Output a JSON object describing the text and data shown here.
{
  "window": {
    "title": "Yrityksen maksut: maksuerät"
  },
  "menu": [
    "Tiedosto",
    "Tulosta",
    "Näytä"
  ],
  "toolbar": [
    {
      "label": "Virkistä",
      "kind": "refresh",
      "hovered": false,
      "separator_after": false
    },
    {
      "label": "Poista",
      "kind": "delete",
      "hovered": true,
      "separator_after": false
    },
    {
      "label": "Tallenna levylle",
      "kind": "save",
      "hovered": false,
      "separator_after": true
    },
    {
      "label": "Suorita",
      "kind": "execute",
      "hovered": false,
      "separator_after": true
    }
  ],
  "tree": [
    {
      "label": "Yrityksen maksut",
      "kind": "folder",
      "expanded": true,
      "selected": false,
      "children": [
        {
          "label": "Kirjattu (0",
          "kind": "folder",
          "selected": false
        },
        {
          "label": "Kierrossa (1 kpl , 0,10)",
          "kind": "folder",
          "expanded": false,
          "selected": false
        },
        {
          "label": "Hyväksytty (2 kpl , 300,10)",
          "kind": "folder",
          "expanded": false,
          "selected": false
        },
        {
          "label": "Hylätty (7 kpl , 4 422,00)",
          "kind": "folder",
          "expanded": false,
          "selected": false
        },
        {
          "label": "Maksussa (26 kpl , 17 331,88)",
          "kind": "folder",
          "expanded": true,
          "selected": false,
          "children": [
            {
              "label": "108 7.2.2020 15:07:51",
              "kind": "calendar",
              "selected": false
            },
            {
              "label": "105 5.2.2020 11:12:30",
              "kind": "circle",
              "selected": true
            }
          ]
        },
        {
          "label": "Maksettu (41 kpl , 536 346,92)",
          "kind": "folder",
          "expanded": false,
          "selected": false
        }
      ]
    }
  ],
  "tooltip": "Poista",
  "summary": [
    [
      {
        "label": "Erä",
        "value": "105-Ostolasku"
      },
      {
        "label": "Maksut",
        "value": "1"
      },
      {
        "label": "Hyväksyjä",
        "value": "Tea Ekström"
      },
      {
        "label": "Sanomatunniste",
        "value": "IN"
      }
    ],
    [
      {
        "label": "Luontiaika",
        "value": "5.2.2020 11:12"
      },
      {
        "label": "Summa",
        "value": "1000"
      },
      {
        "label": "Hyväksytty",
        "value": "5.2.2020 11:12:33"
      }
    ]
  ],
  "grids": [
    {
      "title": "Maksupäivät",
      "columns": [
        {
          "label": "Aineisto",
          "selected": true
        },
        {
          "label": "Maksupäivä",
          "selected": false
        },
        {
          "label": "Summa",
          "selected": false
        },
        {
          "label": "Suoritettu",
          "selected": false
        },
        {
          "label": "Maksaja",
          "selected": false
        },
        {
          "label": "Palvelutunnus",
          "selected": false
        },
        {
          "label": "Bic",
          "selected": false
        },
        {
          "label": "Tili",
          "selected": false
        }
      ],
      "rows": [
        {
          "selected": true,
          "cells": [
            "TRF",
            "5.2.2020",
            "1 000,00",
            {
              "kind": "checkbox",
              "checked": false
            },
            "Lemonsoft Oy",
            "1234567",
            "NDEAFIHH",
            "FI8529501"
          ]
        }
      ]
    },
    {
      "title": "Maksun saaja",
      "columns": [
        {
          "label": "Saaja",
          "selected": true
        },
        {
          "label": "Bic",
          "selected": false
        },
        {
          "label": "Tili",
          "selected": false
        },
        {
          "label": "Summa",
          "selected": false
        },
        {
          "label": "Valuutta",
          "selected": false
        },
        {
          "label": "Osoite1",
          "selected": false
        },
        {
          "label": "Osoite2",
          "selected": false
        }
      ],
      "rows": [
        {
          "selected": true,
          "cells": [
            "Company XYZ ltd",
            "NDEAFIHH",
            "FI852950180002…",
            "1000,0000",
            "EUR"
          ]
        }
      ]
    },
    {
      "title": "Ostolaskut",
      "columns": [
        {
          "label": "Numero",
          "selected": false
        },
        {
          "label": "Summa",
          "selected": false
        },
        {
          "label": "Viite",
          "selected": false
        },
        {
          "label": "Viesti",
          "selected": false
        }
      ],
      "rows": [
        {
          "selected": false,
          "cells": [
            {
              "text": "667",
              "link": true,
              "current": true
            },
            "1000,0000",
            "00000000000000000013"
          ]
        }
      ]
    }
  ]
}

══════════════════════════════

WRITTEN PROBLEM:
Only the number is needed: state how many lines in the listing contain "title".

WRITTEN RESPONSE:
4